DIRECTION: Find the string "this" in the entries and copy each line that has it.

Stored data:
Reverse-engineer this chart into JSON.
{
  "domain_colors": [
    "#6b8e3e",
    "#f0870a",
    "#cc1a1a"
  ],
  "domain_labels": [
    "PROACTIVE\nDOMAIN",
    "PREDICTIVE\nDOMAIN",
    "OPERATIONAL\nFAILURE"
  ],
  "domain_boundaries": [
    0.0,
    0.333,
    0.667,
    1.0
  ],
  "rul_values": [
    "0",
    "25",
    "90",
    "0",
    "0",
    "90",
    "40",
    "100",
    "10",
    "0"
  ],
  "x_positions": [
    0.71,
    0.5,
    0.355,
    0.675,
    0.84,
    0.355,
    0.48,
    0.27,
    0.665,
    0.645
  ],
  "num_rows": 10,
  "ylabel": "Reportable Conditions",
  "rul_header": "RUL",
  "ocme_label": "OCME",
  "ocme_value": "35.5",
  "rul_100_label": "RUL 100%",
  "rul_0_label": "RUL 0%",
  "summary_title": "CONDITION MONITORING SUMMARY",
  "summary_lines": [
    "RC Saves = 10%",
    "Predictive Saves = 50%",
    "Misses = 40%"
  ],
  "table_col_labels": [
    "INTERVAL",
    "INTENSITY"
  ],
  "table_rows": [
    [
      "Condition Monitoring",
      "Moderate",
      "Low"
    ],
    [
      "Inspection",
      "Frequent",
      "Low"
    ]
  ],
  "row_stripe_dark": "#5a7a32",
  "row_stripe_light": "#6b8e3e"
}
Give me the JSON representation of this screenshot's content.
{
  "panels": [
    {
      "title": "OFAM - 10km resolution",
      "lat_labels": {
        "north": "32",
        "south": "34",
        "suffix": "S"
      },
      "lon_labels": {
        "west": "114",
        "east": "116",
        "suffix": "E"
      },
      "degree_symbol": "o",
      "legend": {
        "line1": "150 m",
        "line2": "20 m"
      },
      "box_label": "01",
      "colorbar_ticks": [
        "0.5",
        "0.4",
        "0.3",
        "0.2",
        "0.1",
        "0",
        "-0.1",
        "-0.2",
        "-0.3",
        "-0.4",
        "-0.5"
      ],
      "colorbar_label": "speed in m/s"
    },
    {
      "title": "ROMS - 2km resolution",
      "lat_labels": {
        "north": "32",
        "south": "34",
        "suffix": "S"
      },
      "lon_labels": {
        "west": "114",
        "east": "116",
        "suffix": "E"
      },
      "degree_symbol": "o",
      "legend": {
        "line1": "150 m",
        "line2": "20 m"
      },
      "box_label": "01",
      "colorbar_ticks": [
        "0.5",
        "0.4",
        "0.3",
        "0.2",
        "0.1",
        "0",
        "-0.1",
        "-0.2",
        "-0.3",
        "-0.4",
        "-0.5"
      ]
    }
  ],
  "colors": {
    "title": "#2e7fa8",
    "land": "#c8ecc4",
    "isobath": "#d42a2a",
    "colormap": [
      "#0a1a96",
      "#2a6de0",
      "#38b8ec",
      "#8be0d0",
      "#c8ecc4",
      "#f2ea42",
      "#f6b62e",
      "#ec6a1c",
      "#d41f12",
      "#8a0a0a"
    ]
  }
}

THE OUTPUT:
Reverse-engineer this chart into JSON.
Give me the JSON representation of this screenshot's content.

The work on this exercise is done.